■ WHAT TO PRODUCE:
Select all lines holding the word "right" from the entries that follow.

■ DATA IN THIS EXERCISE:
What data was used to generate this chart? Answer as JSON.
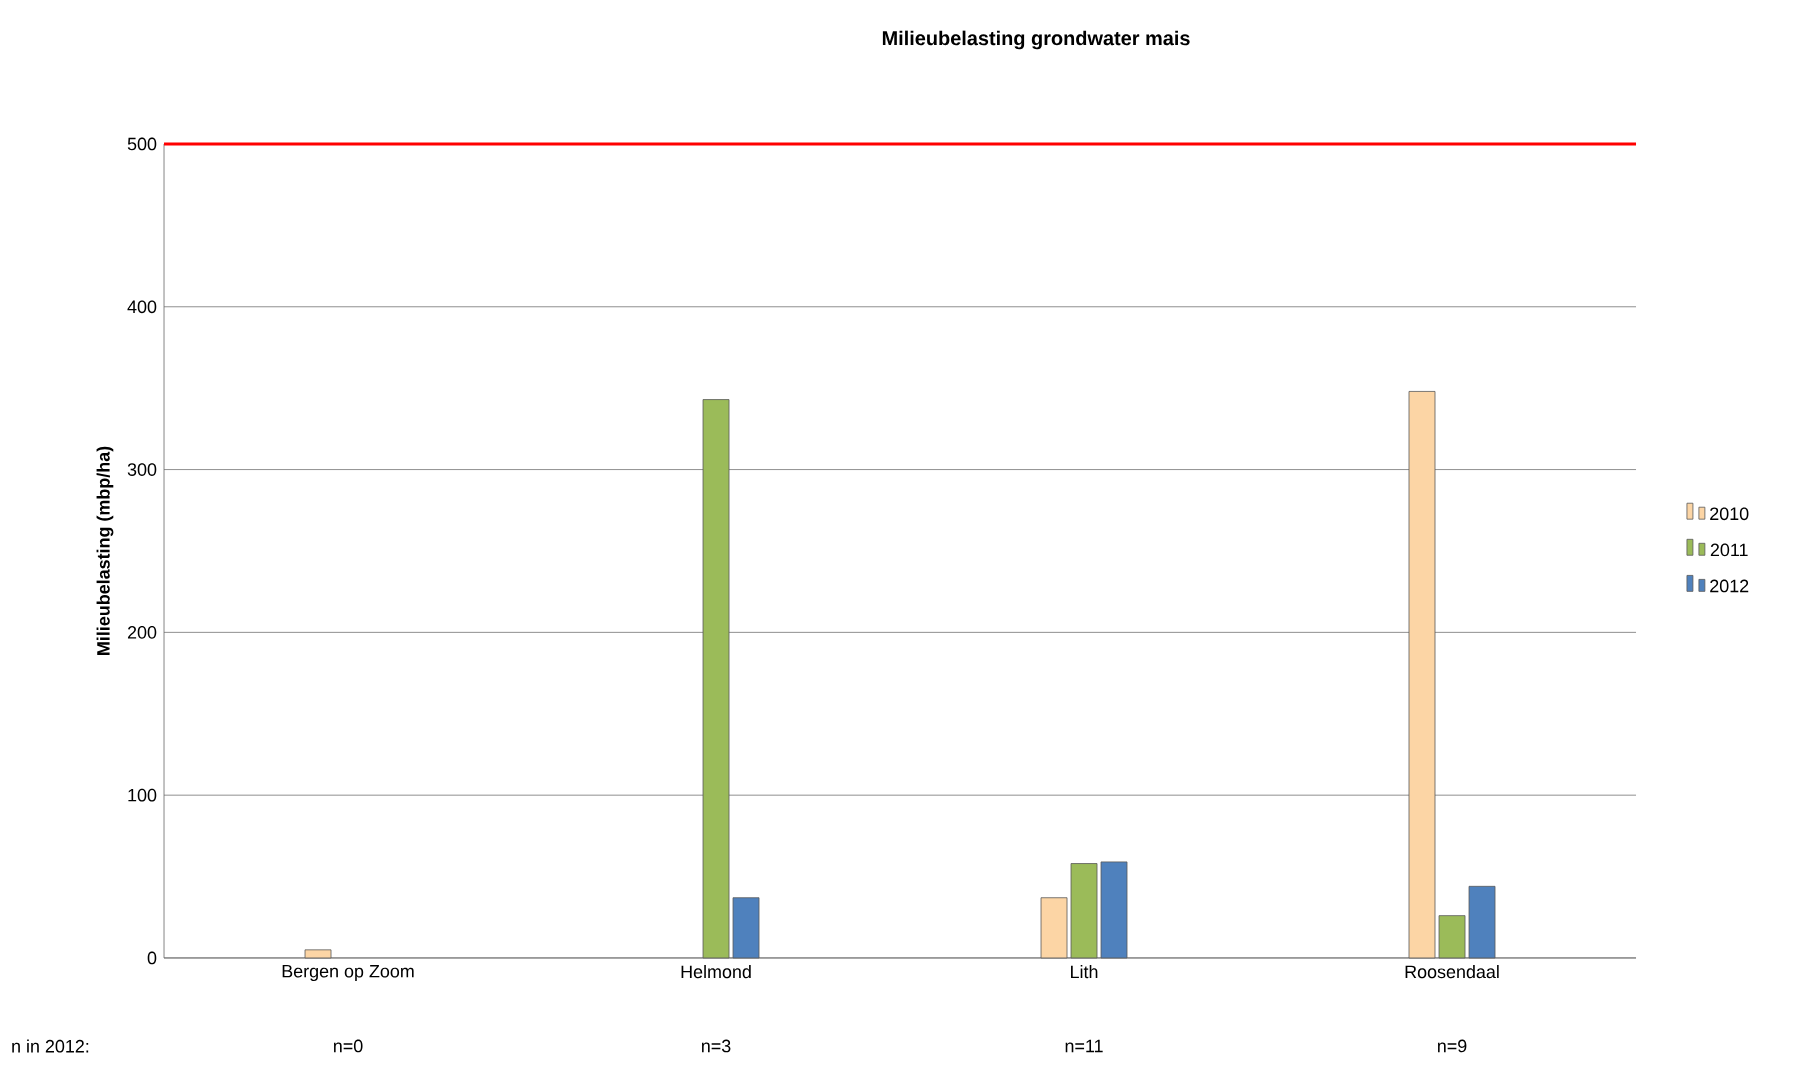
{
  "chart_data": {
    "type": "bar",
    "title": "Milieubelasting grondwater mais",
    "ylabel": "Milieubelasting (mbp/ha)",
    "categories": [
      "Bergen op Zoom",
      "Helmond",
      "Lith",
      "Roosendaal"
    ],
    "series": [
      {
        "name": "2010",
        "color": "#fcd5a5",
        "values": [
          5,
          null,
          37,
          348
        ]
      },
      {
        "name": "2011",
        "color": "#9bbb59",
        "values": [
          null,
          343,
          58,
          26
        ]
      },
      {
        "name": "2012",
        "color": "#4f81bd",
        "values": [
          null,
          37,
          59,
          44
        ]
      }
    ],
    "ylim": [
      0,
      500
    ],
    "yticks": [
      0,
      100,
      200,
      300,
      400,
      500
    ],
    "grid": "y",
    "legend": "right",
    "ref_lines": [
      {
        "axis": "y",
        "value": 500,
        "color": "#ff0000"
      }
    ],
    "annotations": [
      "n in 2012:",
      "n=0",
      "n=3",
      "n=11",
      "n=9"
    ]
  }
}
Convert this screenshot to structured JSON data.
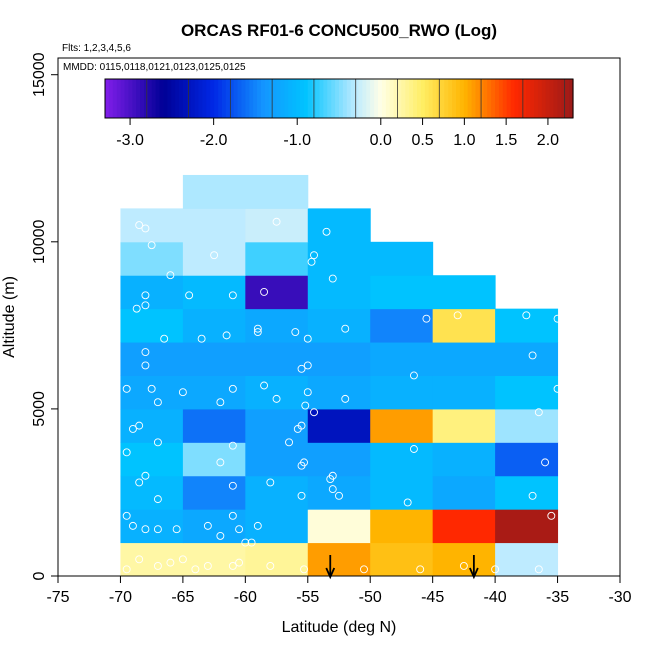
{
  "chart_data": {
    "type": "heatmap",
    "title": "ORCAS RF01-6 CONCU500_RWO (Log)",
    "annotations": [
      "Flts: 1,2,3,4,5,6",
      "MMDD: 0115,0118,0121,0123,0125,0125"
    ],
    "xlabel": "Latitude (deg N)",
    "ylabel": "Altitude (m)",
    "xlim": [
      -75,
      -30
    ],
    "ylim": [
      0,
      15500
    ],
    "xticks": [
      -75,
      -70,
      -65,
      -60,
      -55,
      -50,
      -45,
      -40,
      -35,
      -30
    ],
    "yticks": [
      0,
      5000,
      10000,
      15000
    ],
    "colorbar": {
      "min": -3.3,
      "max": 2.3,
      "ticks": [
        -3.0,
        -2.0,
        -1.0,
        0.0,
        0.5,
        1.0,
        1.5,
        2.0
      ],
      "tick_labels": [
        "-3.0",
        "-2.0",
        "-1.0",
        "0.0",
        "0.5",
        "1.0",
        "1.5",
        "2.0"
      ]
    },
    "cell_size": {
      "lat": 5,
      "alt": 1000
    },
    "cells": [
      {
        "lat": -70,
        "alt": 0,
        "value": 0.25
      },
      {
        "lat": -65,
        "alt": 0,
        "value": 0.25
      },
      {
        "lat": -60,
        "alt": 0,
        "value": 0.3
      },
      {
        "lat": -55,
        "alt": 0,
        "value": 1.1
      },
      {
        "lat": -50,
        "alt": 0,
        "value": 0.9
      },
      {
        "lat": -45,
        "alt": 0,
        "value": 1.0
      },
      {
        "lat": -40,
        "alt": 0,
        "value": -0.3
      },
      {
        "lat": -70,
        "alt": 1000,
        "value": -1.1
      },
      {
        "lat": -65,
        "alt": 1000,
        "value": -1.2
      },
      {
        "lat": -60,
        "alt": 1000,
        "value": -1.1
      },
      {
        "lat": -55,
        "alt": 1000,
        "value": 0.05
      },
      {
        "lat": -50,
        "alt": 1000,
        "value": 1.0
      },
      {
        "lat": -45,
        "alt": 1000,
        "value": 1.6
      },
      {
        "lat": -40,
        "alt": 1000,
        "value": 2.2
      },
      {
        "lat": -70,
        "alt": 2000,
        "value": -1.0
      },
      {
        "lat": -65,
        "alt": 2000,
        "value": -1.5
      },
      {
        "lat": -60,
        "alt": 2000,
        "value": -1.1
      },
      {
        "lat": -55,
        "alt": 2000,
        "value": -1.2
      },
      {
        "lat": -50,
        "alt": 2000,
        "value": -1.0
      },
      {
        "lat": -45,
        "alt": 2000,
        "value": -1.2
      },
      {
        "lat": -40,
        "alt": 2000,
        "value": -0.9
      },
      {
        "lat": -70,
        "alt": 3000,
        "value": -0.9
      },
      {
        "lat": -65,
        "alt": 3000,
        "value": -0.5
      },
      {
        "lat": -60,
        "alt": 3000,
        "value": -1.3
      },
      {
        "lat": -55,
        "alt": 3000,
        "value": -1.3
      },
      {
        "lat": -50,
        "alt": 3000,
        "value": -1.0
      },
      {
        "lat": -45,
        "alt": 3000,
        "value": -1.1
      },
      {
        "lat": -40,
        "alt": 3000,
        "value": -1.7
      },
      {
        "lat": -70,
        "alt": 4000,
        "value": -1.1
      },
      {
        "lat": -65,
        "alt": 4000,
        "value": -1.6
      },
      {
        "lat": -60,
        "alt": 4000,
        "value": -1.3
      },
      {
        "lat": -55,
        "alt": 4000,
        "value": -2.3
      },
      {
        "lat": -50,
        "alt": 4000,
        "value": 1.1
      },
      {
        "lat": -45,
        "alt": 4000,
        "value": 0.4
      },
      {
        "lat": -40,
        "alt": 4000,
        "value": -0.4
      },
      {
        "lat": -70,
        "alt": 5000,
        "value": -1.2
      },
      {
        "lat": -65,
        "alt": 5000,
        "value": -1.2
      },
      {
        "lat": -60,
        "alt": 5000,
        "value": -1.1
      },
      {
        "lat": -55,
        "alt": 5000,
        "value": -1.2
      },
      {
        "lat": -50,
        "alt": 5000,
        "value": -1.1
      },
      {
        "lat": -45,
        "alt": 5000,
        "value": -1.1
      },
      {
        "lat": -40,
        "alt": 5000,
        "value": -0.9
      },
      {
        "lat": -70,
        "alt": 6000,
        "value": -1.3
      },
      {
        "lat": -65,
        "alt": 6000,
        "value": -1.3
      },
      {
        "lat": -60,
        "alt": 6000,
        "value": -1.3
      },
      {
        "lat": -55,
        "alt": 6000,
        "value": -1.3
      },
      {
        "lat": -50,
        "alt": 6000,
        "value": -1.2
      },
      {
        "lat": -45,
        "alt": 6000,
        "value": -1.2
      },
      {
        "lat": -40,
        "alt": 6000,
        "value": -1.2
      },
      {
        "lat": -70,
        "alt": 7000,
        "value": -0.9
      },
      {
        "lat": -65,
        "alt": 7000,
        "value": -1.1
      },
      {
        "lat": -60,
        "alt": 7000,
        "value": -1.2
      },
      {
        "lat": -55,
        "alt": 7000,
        "value": -1.1
      },
      {
        "lat": -50,
        "alt": 7000,
        "value": -1.5
      },
      {
        "lat": -45,
        "alt": 7000,
        "value": 0.6
      },
      {
        "lat": -40,
        "alt": 7000,
        "value": -0.9
      },
      {
        "lat": -70,
        "alt": 8000,
        "value": -1.1
      },
      {
        "lat": -65,
        "alt": 8000,
        "value": -1.0
      },
      {
        "lat": -60,
        "alt": 8000,
        "value": -2.9
      },
      {
        "lat": -55,
        "alt": 8000,
        "value": -1.0
      },
      {
        "lat": -50,
        "alt": 8000,
        "value": -0.9
      },
      {
        "lat": -45,
        "alt": 8000,
        "value": -0.9
      },
      {
        "lat": -70,
        "alt": 9000,
        "value": -0.5
      },
      {
        "lat": -65,
        "alt": 9000,
        "value": -0.3
      },
      {
        "lat": -60,
        "alt": 9000,
        "value": -0.7
      },
      {
        "lat": -55,
        "alt": 9000,
        "value": -1.0
      },
      {
        "lat": -50,
        "alt": 9000,
        "value": -1.0
      },
      {
        "lat": -70,
        "alt": 10000,
        "value": -0.3
      },
      {
        "lat": -65,
        "alt": 10000,
        "value": -0.3
      },
      {
        "lat": -60,
        "alt": 10000,
        "value": -0.25
      },
      {
        "lat": -55,
        "alt": 10000,
        "value": -1.0
      },
      {
        "lat": -65,
        "alt": 11000,
        "value": -0.35
      },
      {
        "lat": -60,
        "alt": 11000,
        "value": -0.35
      }
    ],
    "points": [
      [
        -68.5,
        10500
      ],
      [
        -68,
        10400
      ],
      [
        -67.5,
        9900
      ],
      [
        -66,
        9000
      ],
      [
        -62.5,
        9600
      ],
      [
        -57.5,
        10600
      ],
      [
        -54.5,
        9600
      ],
      [
        -54.7,
        9400
      ],
      [
        -53.5,
        10300
      ],
      [
        -53,
        8900
      ],
      [
        -68,
        8400
      ],
      [
        -68,
        8100
      ],
      [
        -68.7,
        8000
      ],
      [
        -66.5,
        7100
      ],
      [
        -64.5,
        8400
      ],
      [
        -61,
        8400
      ],
      [
        -58.5,
        8500
      ],
      [
        -63.5,
        7100
      ],
      [
        -61.5,
        7200
      ],
      [
        -59,
        7400
      ],
      [
        -59,
        7300
      ],
      [
        -56,
        7300
      ],
      [
        -52,
        7400
      ],
      [
        -55,
        7100
      ],
      [
        -45.5,
        7700
      ],
      [
        -43,
        7800
      ],
      [
        -37.5,
        7800
      ],
      [
        -35,
        7700
      ],
      [
        -68,
        6700
      ],
      [
        -68,
        6300
      ],
      [
        -55,
        6300
      ],
      [
        -55.5,
        6200
      ],
      [
        -46.5,
        6000
      ],
      [
        -37,
        6600
      ],
      [
        -69.5,
        5600
      ],
      [
        -67.5,
        5600
      ],
      [
        -67,
        5200
      ],
      [
        -65,
        5500
      ],
      [
        -62,
        5200
      ],
      [
        -61,
        5600
      ],
      [
        -58.5,
        5700
      ],
      [
        -57.5,
        5300
      ],
      [
        -55,
        5500
      ],
      [
        -55.2,
        5100
      ],
      [
        -52,
        5300
      ],
      [
        -35,
        5600
      ],
      [
        -36.5,
        4900
      ],
      [
        -69,
        4400
      ],
      [
        -68.5,
        4500
      ],
      [
        -67,
        4000
      ],
      [
        -61,
        3900
      ],
      [
        -56.5,
        4000
      ],
      [
        -55.5,
        4500
      ],
      [
        -55.8,
        4400
      ],
      [
        -54.5,
        4900
      ],
      [
        -69.5,
        3700
      ],
      [
        -68,
        3000
      ],
      [
        -68.5,
        2800
      ],
      [
        -67,
        2300
      ],
      [
        -62,
        3400
      ],
      [
        -61,
        2700
      ],
      [
        -58,
        2800
      ],
      [
        -55.5,
        3300
      ],
      [
        -55.3,
        3400
      ],
      [
        -53,
        3000
      ],
      [
        -53.2,
        2900
      ],
      [
        -53,
        2600
      ],
      [
        -52.5,
        2400
      ],
      [
        -55.5,
        2400
      ],
      [
        -46.5,
        3800
      ],
      [
        -47,
        2200
      ],
      [
        -36,
        3400
      ],
      [
        -37,
        2400
      ],
      [
        -69.5,
        1800
      ],
      [
        -69,
        1500
      ],
      [
        -68,
        1400
      ],
      [
        -67,
        1400
      ],
      [
        -65.5,
        1400
      ],
      [
        -63,
        1500
      ],
      [
        -62,
        1200
      ],
      [
        -61,
        1800
      ],
      [
        -60.5,
        1400
      ],
      [
        -59,
        1500
      ],
      [
        -60,
        1000
      ],
      [
        -59.5,
        1000
      ],
      [
        -35.5,
        1800
      ],
      [
        -69.5,
        200
      ],
      [
        -68.5,
        500
      ],
      [
        -67,
        300
      ],
      [
        -66,
        400
      ],
      [
        -65,
        500
      ],
      [
        -64,
        200
      ],
      [
        -63,
        300
      ],
      [
        -61,
        300
      ],
      [
        -60.5,
        400
      ],
      [
        -58,
        300
      ],
      [
        -55.3,
        200
      ],
      [
        -50.5,
        200
      ],
      [
        -46,
        200
      ],
      [
        -42.5,
        300
      ],
      [
        -40,
        200
      ],
      [
        -36.5,
        200
      ]
    ],
    "arrows_at_lat": [
      -53.2,
      -41.7
    ]
  }
}
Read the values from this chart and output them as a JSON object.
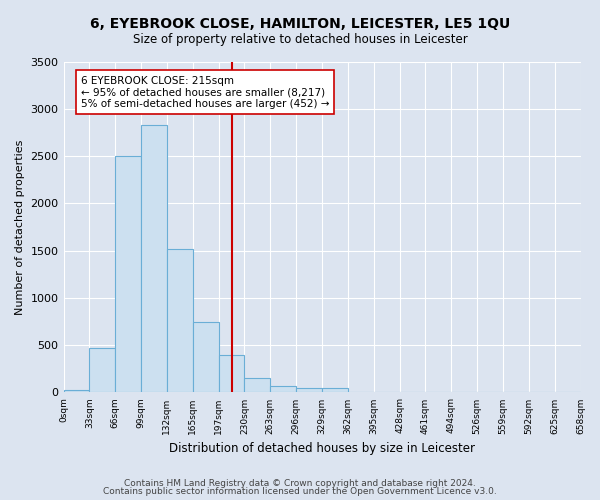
{
  "title": "6, EYEBROOK CLOSE, HAMILTON, LEICESTER, LE5 1QU",
  "subtitle": "Size of property relative to detached houses in Leicester",
  "xlabel": "Distribution of detached houses by size in Leicester",
  "ylabel": "Number of detached properties",
  "footer_line1": "Contains HM Land Registry data © Crown copyright and database right 2024.",
  "footer_line2": "Contains public sector information licensed under the Open Government Licence v3.0.",
  "bin_labels": [
    "0sqm",
    "33sqm",
    "66sqm",
    "99sqm",
    "132sqm",
    "165sqm",
    "197sqm",
    "230sqm",
    "263sqm",
    "296sqm",
    "329sqm",
    "362sqm",
    "395sqm",
    "428sqm",
    "461sqm",
    "494sqm",
    "526sqm",
    "559sqm",
    "592sqm",
    "625sqm",
    "658sqm"
  ],
  "bar_values": [
    30,
    475,
    2500,
    2830,
    1520,
    750,
    400,
    150,
    70,
    45,
    45,
    0,
    0,
    0,
    0,
    0,
    0,
    0,
    0,
    0
  ],
  "bar_color": "#cce0f0",
  "bar_edge_color": "#6aaed6",
  "vline_x": 215,
  "annotation_title": "6 EYEBROOK CLOSE: 215sqm",
  "annotation_line2": "← 95% of detached houses are smaller (8,217)",
  "annotation_line3": "5% of semi-detached houses are larger (452) →",
  "vline_color": "#cc0000",
  "annotation_box_color": "#ffffff",
  "annotation_box_edge": "#cc0000",
  "ylim": [
    0,
    3500
  ],
  "yticks": [
    0,
    500,
    1000,
    1500,
    2000,
    2500,
    3000,
    3500
  ],
  "background_color": "#dce4f0",
  "plot_background": "#dce4f0",
  "bin_width": 33,
  "n_bars": 20
}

■ RESPONSE TO THE TASK:
    "legend": "right",
  "footer_line1": "Contains HM Land Registry data © Crown copyright and database right 2024.",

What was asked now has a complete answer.